▶ _EXERCISE OBJECTIVE_
Write each record again exactly as it stands.

►

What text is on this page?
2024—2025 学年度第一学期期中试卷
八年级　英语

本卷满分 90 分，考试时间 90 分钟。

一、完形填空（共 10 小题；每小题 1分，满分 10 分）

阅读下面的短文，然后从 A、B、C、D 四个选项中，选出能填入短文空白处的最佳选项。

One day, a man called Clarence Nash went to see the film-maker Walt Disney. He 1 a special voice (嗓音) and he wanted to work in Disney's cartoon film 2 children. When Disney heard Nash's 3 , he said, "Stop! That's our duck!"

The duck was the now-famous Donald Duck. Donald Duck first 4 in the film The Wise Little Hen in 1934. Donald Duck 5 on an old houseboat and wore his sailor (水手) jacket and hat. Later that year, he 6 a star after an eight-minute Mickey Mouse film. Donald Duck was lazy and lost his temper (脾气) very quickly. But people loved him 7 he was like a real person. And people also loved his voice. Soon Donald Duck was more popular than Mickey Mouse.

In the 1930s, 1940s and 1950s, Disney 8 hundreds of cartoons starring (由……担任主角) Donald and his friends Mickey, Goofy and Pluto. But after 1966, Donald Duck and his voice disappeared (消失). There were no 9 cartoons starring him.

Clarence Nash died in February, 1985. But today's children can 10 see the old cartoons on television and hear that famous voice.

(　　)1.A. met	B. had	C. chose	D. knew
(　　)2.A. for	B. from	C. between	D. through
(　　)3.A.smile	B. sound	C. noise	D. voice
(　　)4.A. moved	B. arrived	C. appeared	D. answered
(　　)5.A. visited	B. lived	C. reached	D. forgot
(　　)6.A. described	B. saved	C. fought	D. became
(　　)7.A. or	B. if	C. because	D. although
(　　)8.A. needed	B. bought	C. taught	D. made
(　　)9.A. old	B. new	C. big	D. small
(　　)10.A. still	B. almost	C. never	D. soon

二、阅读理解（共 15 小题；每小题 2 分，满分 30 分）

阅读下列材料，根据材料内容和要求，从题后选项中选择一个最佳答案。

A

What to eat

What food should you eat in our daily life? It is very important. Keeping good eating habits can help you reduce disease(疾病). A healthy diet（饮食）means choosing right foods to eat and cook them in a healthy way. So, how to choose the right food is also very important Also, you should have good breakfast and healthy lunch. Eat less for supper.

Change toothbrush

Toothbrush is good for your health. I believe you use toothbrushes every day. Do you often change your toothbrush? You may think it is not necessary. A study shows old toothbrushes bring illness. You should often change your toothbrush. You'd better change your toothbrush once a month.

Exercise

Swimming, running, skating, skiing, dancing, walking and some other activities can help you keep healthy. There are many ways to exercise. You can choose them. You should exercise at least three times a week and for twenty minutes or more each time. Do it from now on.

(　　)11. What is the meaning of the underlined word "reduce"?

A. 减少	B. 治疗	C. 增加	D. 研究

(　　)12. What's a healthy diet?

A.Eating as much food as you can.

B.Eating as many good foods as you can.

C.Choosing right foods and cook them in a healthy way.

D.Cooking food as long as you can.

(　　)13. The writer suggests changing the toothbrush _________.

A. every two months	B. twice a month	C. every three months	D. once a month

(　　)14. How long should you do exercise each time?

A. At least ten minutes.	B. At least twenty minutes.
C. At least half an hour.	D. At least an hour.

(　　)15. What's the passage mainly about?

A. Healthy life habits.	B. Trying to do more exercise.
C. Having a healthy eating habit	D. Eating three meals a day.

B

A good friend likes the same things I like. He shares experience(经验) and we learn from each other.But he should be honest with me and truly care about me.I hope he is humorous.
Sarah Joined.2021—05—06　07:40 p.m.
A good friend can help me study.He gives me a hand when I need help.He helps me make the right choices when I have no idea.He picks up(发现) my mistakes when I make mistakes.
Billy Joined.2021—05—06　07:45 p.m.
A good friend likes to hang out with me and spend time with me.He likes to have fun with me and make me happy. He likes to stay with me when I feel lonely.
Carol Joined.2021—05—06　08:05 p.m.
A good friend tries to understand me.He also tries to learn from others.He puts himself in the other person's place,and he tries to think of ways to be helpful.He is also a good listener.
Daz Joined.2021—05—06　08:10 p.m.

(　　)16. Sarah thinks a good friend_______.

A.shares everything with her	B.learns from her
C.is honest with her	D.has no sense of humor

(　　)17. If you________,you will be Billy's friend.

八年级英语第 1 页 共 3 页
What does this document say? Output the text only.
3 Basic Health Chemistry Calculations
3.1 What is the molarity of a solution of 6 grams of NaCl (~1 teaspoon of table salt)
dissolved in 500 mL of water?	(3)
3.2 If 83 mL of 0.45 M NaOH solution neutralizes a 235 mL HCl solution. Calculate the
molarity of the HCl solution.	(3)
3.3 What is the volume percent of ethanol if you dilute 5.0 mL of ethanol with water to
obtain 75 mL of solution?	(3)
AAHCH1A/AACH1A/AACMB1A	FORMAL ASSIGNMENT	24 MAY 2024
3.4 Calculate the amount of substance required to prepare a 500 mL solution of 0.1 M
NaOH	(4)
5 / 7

◄

▶ _EXERCISE SOLUTION_
What text is on this page?
2024—2025 学年度第一学期期中试卷
八年级　英语

本卷满分 90 分，考试时间 90 分钟。

一、完形填空（共 10 小题；每小题 1分，满分 10 分）

阅读下面的短文，然后从 A、B、C、D 四个选项中，选出能填入短文空白处的最佳选项。

One day, a man called Clarence Nash went to see the film-maker Walt Disney. He 1 a special voice (嗓音) and he wanted to work in Disney's cartoon film 2 children. When Disney heard Nash's 3 , he said, "Stop! That's our duck!"

The duck was the now-famous Donald Duck. Donald Duck first 4 in the film The Wise Little Hen in 1934. Donald Duck 5 on an old houseboat and wore his sailor (水手) jacket and hat. Later that year, he 6 a star after an eight-minute Mickey Mouse film. Donald Duck was lazy and lost his temper (脾气) very quickly. But people loved him 7 he was like a real person. And people also loved his voice. Soon Donald Duck was more popular than Mickey Mouse.

In the 1930s, 1940s and 1950s, Disney 8 hundreds of cartoons starring (由……担任主角) Donald and his friends Mickey, Goofy and Pluto. But after 1966, Donald Duck and his voice disappeared (消失). There were no 9 cartoons starring him.

Clarence Nash died in February, 1985. But today's children can 10 see the old cartoons on television and hear that famous voice.

(　　)1.A. met	B. had	C. chose	D. knew
(　　)2.A. for	B. from	C. between	D. through
(　　)3.A.smile	B. sound	C. noise	D. voice
(　　)4.A. moved	B. arrived	C. appeared	D. answered
(　　)5.A. visited	B. lived	C. reached	D. forgot
(　　)6.A. described	B. saved	C. fought	D. became
(　　)7.A. or	B. if	C. because	D. although
(　　)8.A. needed	B. bought	C. taught	D. made
(　　)9.A. old	B. new	C. big	D. small
(　　)10.A. still	B. almost	C. never	D. soon

二、阅读理解（共 15 小题；每小题 2 分，满分 30 分）

阅读下列材料，根据材料内容和要求，从题后选项中选择一个最佳答案。

A

What to eat

What food should you eat in our daily life? It is very important. Keeping good eating habits can help you reduce disease(疾病). A healthy diet（饮食）means choosing right foods to eat and cook them in a healthy way. So, how to choose the right food is also very important Also, you should have good breakfast and healthy lunch. Eat less for supper.

Change toothbrush

Toothbrush is good for your health. I believe you use toothbrushes every day. Do you often change your toothbrush? You may think it is not necessary. A study shows old toothbrushes bring illness. You should often change your toothbrush. You'd better change your toothbrush once a month.

Exercise

Swimming, running, skating, skiing, dancing, walking and some other activities can help you keep healthy. There are many ways to exercise. You can choose them. You should exercise at least three times a week and for twenty minutes or more each time. Do it from now on.

(　　)11. What is the meaning of the underlined word "reduce"?

A. 减少	B. 治疗	C. 增加	D. 研究

(　　)12. What's a healthy diet?

A.Eating as much food as you can.

B.Eating as many good foods as you can.

C.Choosing right foods and cook them in a healthy way.

D.Cooking food as long as you can.

(　　)13. The writer suggests changing the toothbrush _________.

A. every two months	B. twice a month	C. every three months	D. once a month

(　　)14. How long should you do exercise each time?

A. At least ten minutes.	B. At least twenty minutes.
C. At least half an hour.	D. At least an hour.

(　　)15. What's the passage mainly about?

A. Healthy life habits.	B. Trying to do more exercise.
C. Having a healthy eating habit	D. Eating three meals a day.

B

A good friend likes the same things I like. He shares experience(经验) and we learn from each other.But he should be honest with me and truly care about me.I hope he is humorous.
Sarah Joined.2021—05—06　07:40 p.m.
A good friend can help me study.He gives me a hand when I need help.He helps me make the right choices when I have no idea.He picks up(发现) my mistakes when I make mistakes.
Billy Joined.2021—05—06　07:45 p.m.
A good friend likes to hang out with me and spend time with me.He likes to have fun with me and make me happy. He likes to stay with me when I feel lonely.
Carol Joined.2021—05—06　08:05 p.m.
A good friend tries to understand me.He also tries to learn from others.He puts himself in the other person's place,and he tries to think of ways to be helpful.He is also a good listener.
Daz Joined.2021—05—06　08:10 p.m.

(　　)16. Sarah thinks a good friend_______.

A.shares everything with her	B.learns from her
C.is honest with her	D.has no sense of humor

(　　)17. If you________,you will be Billy's friend.

八年级英语第 1 页 共 3 页
What does this document say? Output the text only.
3 Basic Health Chemistry Calculations
3.1 What is the molarity of a solution of 6 grams of NaCl (~1 teaspoon of table salt)
dissolved in 500 mL of water?	(3)
3.2 If 83 mL of 0.45 M NaOH solution neutralizes a 235 mL HCl solution. Calculate the
molarity of the HCl solution.	(3)
3.3 What is the volume percent of ethanol if you dilute 5.0 mL of ethanol with water to
obtain 75 mL of solution?	(3)
AAHCH1A/AACH1A/AACMB1A	FORMAL ASSIGNMENT	24 MAY 2024
3.4 Calculate the amount of substance required to prepare a 500 mL solution of 0.1 M
NaOH	(4)
5 / 7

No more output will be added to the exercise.